*** Opening of Material shown ***

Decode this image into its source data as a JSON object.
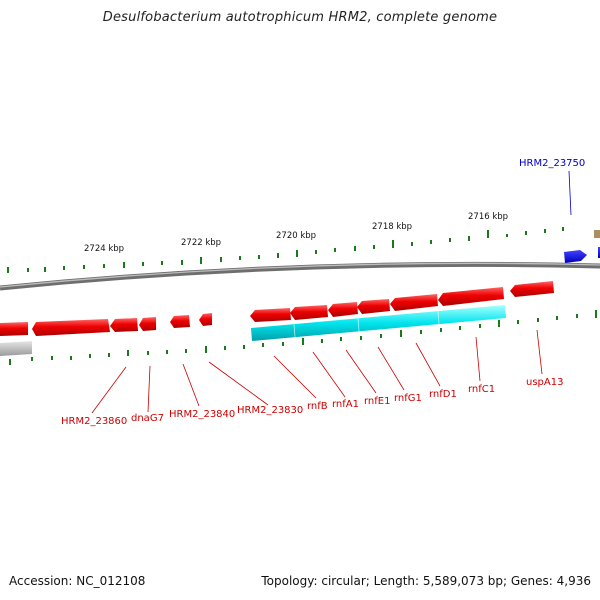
{
  "title": "Desulfobacterium autotrophicum HRM2, complete genome",
  "footer": {
    "accession": "Accession: NC_012108",
    "summary": "Topology: circular; Length: 5,589,073 bp; Genes: 4,936"
  },
  "colors": {
    "backbone": "#808080",
    "gene_forward": "#0000ee",
    "gene_reverse": "#ee0000",
    "operon": "#00e5ee",
    "gc_skew": "#1a7a1a",
    "label_forward": "#0000cc",
    "label_reverse": "#cc0000"
  },
  "scale_labels": [
    "2724 kbp",
    "2722 kbp",
    "2720 kbp",
    "2718 kbp",
    "2716 kbp"
  ],
  "forward_genes": [
    "HRM2_23750"
  ],
  "reverse_genes": [
    "HRM2_23860",
    "dnaG7",
    "HRM2_23840",
    "HRM2_23830",
    "rnfB",
    "rnfA1",
    "rnfE1",
    "rnfG1",
    "rnfD1",
    "rnfC1",
    "uspA13"
  ]
}
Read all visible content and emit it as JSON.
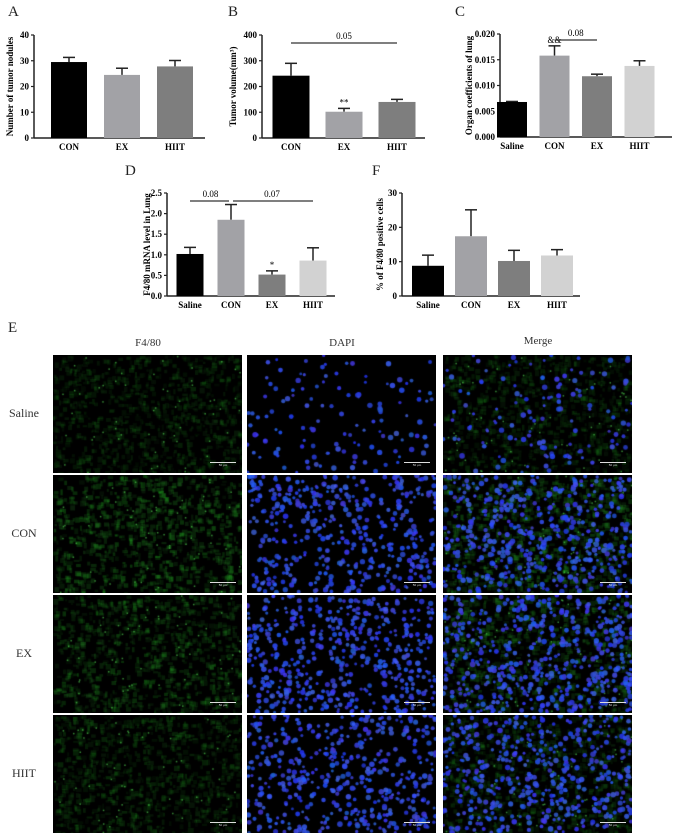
{
  "panel_labels": {
    "A": "A",
    "B": "B",
    "C": "C",
    "D": "D",
    "E": "E",
    "F": "F"
  },
  "chart_data": [
    {
      "id": "A",
      "type": "bar",
      "title": "",
      "xlabel": "",
      "ylabel": "Number of tumor nodules",
      "categories": [
        "CON",
        "EX",
        "HIIT"
      ],
      "values": [
        29.5,
        24.5,
        27.8
      ],
      "errors": [
        1.8,
        2.6,
        2.3
      ],
      "colors": [
        "#000000",
        "#a2a2a6",
        "#7e7e7e"
      ],
      "ylim": [
        0,
        40
      ],
      "yticks": [
        0,
        10,
        20,
        30,
        40
      ],
      "ytick_labels": [
        "0",
        "10",
        "20",
        "30",
        "40"
      ],
      "bar_annotations": [
        "",
        "",
        ""
      ],
      "brackets": []
    },
    {
      "id": "B",
      "type": "bar",
      "title": "",
      "xlabel": "",
      "ylabel": "Tumor volume(mm³)",
      "categories": [
        "CON",
        "EX",
        "HIIT"
      ],
      "values": [
        242,
        102,
        140
      ],
      "errors": [
        48,
        13,
        10
      ],
      "colors": [
        "#000000",
        "#a2a2a6",
        "#7e7e7e"
      ],
      "ylim": [
        0,
        400
      ],
      "yticks": [
        0,
        100,
        200,
        300,
        400
      ],
      "ytick_labels": [
        "0",
        "100",
        "200",
        "300",
        "400"
      ],
      "bar_annotations": [
        "",
        "**",
        ""
      ],
      "brackets": [
        {
          "from": 0,
          "to": 2,
          "label": "0.05"
        }
      ]
    },
    {
      "id": "C",
      "type": "bar",
      "title": "",
      "xlabel": "",
      "ylabel": "Organ coefficients of lung",
      "categories": [
        "Saline",
        "CON",
        "EX",
        "HIIT"
      ],
      "values": [
        0.0068,
        0.0158,
        0.0118,
        0.0138
      ],
      "errors": [
        0.0001,
        0.0019,
        0.0004,
        0.001
      ],
      "colors": [
        "#000000",
        "#a2a2a6",
        "#7e7e7e",
        "#d2d2d2"
      ],
      "ylim": [
        0,
        0.02
      ],
      "yticks": [
        0,
        0.005,
        0.01,
        0.015,
        0.02
      ],
      "ytick_labels": [
        "0.000",
        "0.005",
        "0.010",
        "0.015",
        "0.020"
      ],
      "bar_annotations": [
        "",
        "&&",
        "",
        ""
      ],
      "brackets": [
        {
          "from": 1,
          "to": 2,
          "label": "0.08"
        }
      ]
    },
    {
      "id": "D",
      "type": "bar",
      "title": "",
      "xlabel": "",
      "ylabel": "F4/80 mRNA level in Lung",
      "categories": [
        "Saline",
        "CON",
        "EX",
        "HIIT"
      ],
      "values": [
        1.02,
        1.85,
        0.52,
        0.86
      ],
      "errors": [
        0.16,
        0.37,
        0.09,
        0.31
      ],
      "colors": [
        "#000000",
        "#a2a2a6",
        "#7e7e7e",
        "#d2d2d2"
      ],
      "ylim": [
        0,
        2.5
      ],
      "yticks": [
        0,
        0.5,
        1,
        1.5,
        2,
        2.5
      ],
      "ytick_labels": [
        "0.0",
        "0.5",
        "1.0",
        "1.5",
        "2.0",
        "2.5"
      ],
      "bar_annotations": [
        "",
        "",
        "*",
        ""
      ],
      "brackets": [
        {
          "from": 0,
          "to": 1,
          "label": "0.08"
        },
        {
          "from": 1,
          "to": 3,
          "label": "0.07"
        }
      ]
    },
    {
      "id": "F",
      "type": "bar",
      "title": "",
      "xlabel": "",
      "ylabel": "% of F4/80 positive cells",
      "categories": [
        "Saline",
        "CON",
        "EX",
        "HIIT"
      ],
      "values": [
        8.8,
        17.4,
        10.2,
        11.8
      ],
      "errors": [
        3.1,
        7.7,
        3.1,
        1.7
      ],
      "colors": [
        "#000000",
        "#a2a2a6",
        "#7e7e7e",
        "#d2d2d2"
      ],
      "ylim": [
        0,
        30
      ],
      "yticks": [
        0,
        10,
        20,
        30
      ],
      "ytick_labels": [
        "0",
        "10",
        "20",
        "30"
      ],
      "bar_annotations": [
        "",
        "",
        "",
        ""
      ],
      "brackets": []
    }
  ],
  "microscopy": {
    "columns": [
      "F4/80",
      "DAPI",
      "Merge"
    ],
    "rows": [
      "Saline",
      "CON",
      "EX",
      "HIIT"
    ],
    "scale_bar": "50 μm"
  }
}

*** Close of Material shown ***

Set down the entries above again exactly, minus any image.

**Your solution:**
Decode this image into its source data as a JSON object.
{
  "title": "Desulfobacterium autotrophicum HRM2, complete genome",
  "footer": {
    "accession": "Accession: NC_012108",
    "summary": "Topology: circular; Length: 5,589,073 bp; Genes: 4,936"
  },
  "colors": {
    "backbone": "#808080",
    "gene_forward": "#0000ee",
    "gene_reverse": "#ee0000",
    "operon": "#00e5ee",
    "gc_skew": "#1a7a1a",
    "label_forward": "#0000cc",
    "label_reverse": "#cc0000"
  },
  "scale_labels": [
    "2724 kbp",
    "2722 kbp",
    "2720 kbp",
    "2718 kbp",
    "2716 kbp"
  ],
  "forward_genes": [
    "HRM2_23750"
  ],
  "reverse_genes": [
    "HRM2_23860",
    "dnaG7",
    "HRM2_23840",
    "HRM2_23830",
    "rnfB",
    "rnfA1",
    "rnfE1",
    "rnfG1",
    "rnfD1",
    "rnfC1",
    "uspA13"
  ]
}
Read all visible content and emit it as JSON.
{
  "panel_labels": {
    "A": "A",
    "B": "B",
    "C": "C",
    "D": "D",
    "E": "E",
    "F": "F"
  },
  "chart_data": [
    {
      "id": "A",
      "type": "bar",
      "title": "",
      "xlabel": "",
      "ylabel": "Number of tumor nodules",
      "categories": [
        "CON",
        "EX",
        "HIIT"
      ],
      "values": [
        29.5,
        24.5,
        27.8
      ],
      "errors": [
        1.8,
        2.6,
        2.3
      ],
      "colors": [
        "#000000",
        "#a2a2a6",
        "#7e7e7e"
      ],
      "ylim": [
        0,
        40
      ],
      "yticks": [
        0,
        10,
        20,
        30,
        40
      ],
      "ytick_labels": [
        "0",
        "10",
        "20",
        "30",
        "40"
      ],
      "bar_annotations": [
        "",
        "",
        ""
      ],
      "brackets": []
    },
    {
      "id": "B",
      "type": "bar",
      "title": "",
      "xlabel": "",
      "ylabel": "Tumor volume(mm³)",
      "categories": [
        "CON",
        "EX",
        "HIIT"
      ],
      "values": [
        242,
        102,
        140
      ],
      "errors": [
        48,
        13,
        10
      ],
      "colors": [
        "#000000",
        "#a2a2a6",
        "#7e7e7e"
      ],
      "ylim": [
        0,
        400
      ],
      "yticks": [
        0,
        100,
        200,
        300,
        400
      ],
      "ytick_labels": [
        "0",
        "100",
        "200",
        "300",
        "400"
      ],
      "bar_annotations": [
        "",
        "**",
        ""
      ],
      "brackets": [
        {
          "from": 0,
          "to": 2,
          "label": "0.05"
        }
      ]
    },
    {
      "id": "C",
      "type": "bar",
      "title": "",
      "xlabel": "",
      "ylabel": "Organ coefficients of lung",
      "categories": [
        "Saline",
        "CON",
        "EX",
        "HIIT"
      ],
      "values": [
        0.0068,
        0.0158,
        0.0118,
        0.0138
      ],
      "errors": [
        0.0001,
        0.0019,
        0.0004,
        0.001
      ],
      "colors": [
        "#000000",
        "#a2a2a6",
        "#7e7e7e",
        "#d2d2d2"
      ],
      "ylim": [
        0,
        0.02
      ],
      "yticks": [
        0,
        0.005,
        0.01,
        0.015,
        0.02
      ],
      "ytick_labels": [
        "0.000",
        "0.005",
        "0.010",
        "0.015",
        "0.020"
      ],
      "bar_annotations": [
        "",
        "&&",
        "",
        ""
      ],
      "brackets": [
        {
          "from": 1,
          "to": 2,
          "label": "0.08"
        }
      ]
    },
    {
      "id": "D",
      "type": "bar",
      "title": "",
      "xlabel": "",
      "ylabel": "F4/80 mRNA level in Lung",
      "categories": [
        "Saline",
        "CON",
        "EX",
        "HIIT"
      ],
      "values": [
        1.02,
        1.85,
        0.52,
        0.86
      ],
      "errors": [
        0.16,
        0.37,
        0.09,
        0.31
      ],
      "colors": [
        "#000000",
        "#a2a2a6",
        "#7e7e7e",
        "#d2d2d2"
      ],
      "ylim": [
        0,
        2.5
      ],
      "yticks": [
        0,
        0.5,
        1,
        1.5,
        2,
        2.5
      ],
      "ytick_labels": [
        "0.0",
        "0.5",
        "1.0",
        "1.5",
        "2.0",
        "2.5"
      ],
      "bar_annotations": [
        "",
        "",
        "*",
        ""
      ],
      "brackets": [
        {
          "from": 0,
          "to": 1,
          "label": "0.08"
        },
        {
          "from": 1,
          "to": 3,
          "label": "0.07"
        }
      ]
    },
    {
      "id": "F",
      "type": "bar",
      "title": "",
      "xlabel": "",
      "ylabel": "% of F4/80 positive cells",
      "categories": [
        "Saline",
        "CON",
        "EX",
        "HIIT"
      ],
      "values": [
        8.8,
        17.4,
        10.2,
        11.8
      ],
      "errors": [
        3.1,
        7.7,
        3.1,
        1.7
      ],
      "colors": [
        "#000000",
        "#a2a2a6",
        "#7e7e7e",
        "#d2d2d2"
      ],
      "ylim": [
        0,
        30
      ],
      "yticks": [
        0,
        10,
        20,
        30
      ],
      "ytick_labels": [
        "0",
        "10",
        "20",
        "30"
      ],
      "bar_annotations": [
        "",
        "",
        "",
        ""
      ],
      "brackets": []
    }
  ],
  "microscopy": {
    "columns": [
      "F4/80",
      "DAPI",
      "Merge"
    ],
    "rows": [
      "Saline",
      "CON",
      "EX",
      "HIIT"
    ],
    "scale_bar": "50 μm"
  }
}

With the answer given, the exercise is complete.